EXERCISE: Gather every line in the records below that contains the word "title".

TASK INPUT:

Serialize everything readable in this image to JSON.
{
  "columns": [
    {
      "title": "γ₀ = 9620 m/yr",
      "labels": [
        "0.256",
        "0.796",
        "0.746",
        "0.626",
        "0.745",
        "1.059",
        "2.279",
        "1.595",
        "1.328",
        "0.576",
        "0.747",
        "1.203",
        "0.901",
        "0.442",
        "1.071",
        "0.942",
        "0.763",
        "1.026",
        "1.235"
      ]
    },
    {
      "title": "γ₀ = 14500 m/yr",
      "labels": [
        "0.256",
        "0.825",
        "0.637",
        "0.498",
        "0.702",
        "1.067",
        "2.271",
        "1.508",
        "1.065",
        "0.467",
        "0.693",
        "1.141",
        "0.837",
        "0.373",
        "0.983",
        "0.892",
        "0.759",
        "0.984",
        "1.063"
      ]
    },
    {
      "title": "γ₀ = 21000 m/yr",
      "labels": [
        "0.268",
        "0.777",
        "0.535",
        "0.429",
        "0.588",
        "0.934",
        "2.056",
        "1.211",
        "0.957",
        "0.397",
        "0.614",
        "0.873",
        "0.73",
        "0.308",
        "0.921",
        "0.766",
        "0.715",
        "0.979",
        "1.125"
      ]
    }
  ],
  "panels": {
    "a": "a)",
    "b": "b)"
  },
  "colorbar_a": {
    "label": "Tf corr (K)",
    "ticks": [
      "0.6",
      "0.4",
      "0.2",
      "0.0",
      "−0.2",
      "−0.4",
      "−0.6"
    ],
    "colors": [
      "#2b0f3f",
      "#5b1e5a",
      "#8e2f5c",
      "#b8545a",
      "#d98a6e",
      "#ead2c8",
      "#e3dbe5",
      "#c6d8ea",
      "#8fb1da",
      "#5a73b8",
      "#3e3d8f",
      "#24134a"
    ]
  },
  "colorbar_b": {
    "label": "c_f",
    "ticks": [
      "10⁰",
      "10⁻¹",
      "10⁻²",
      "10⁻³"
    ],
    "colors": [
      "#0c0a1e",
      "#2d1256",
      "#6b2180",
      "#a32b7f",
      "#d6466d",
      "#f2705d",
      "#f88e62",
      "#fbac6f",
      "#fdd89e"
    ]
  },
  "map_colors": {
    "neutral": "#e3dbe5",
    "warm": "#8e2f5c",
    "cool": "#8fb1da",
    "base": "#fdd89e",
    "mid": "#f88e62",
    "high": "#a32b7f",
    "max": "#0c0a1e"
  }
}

EXERCISE RESULT:
      "title": "γ₀ = 9620 m/yr",
      "title": "γ₀ = 14500 m/yr",
      "title": "γ₀ = 21000 m/yr",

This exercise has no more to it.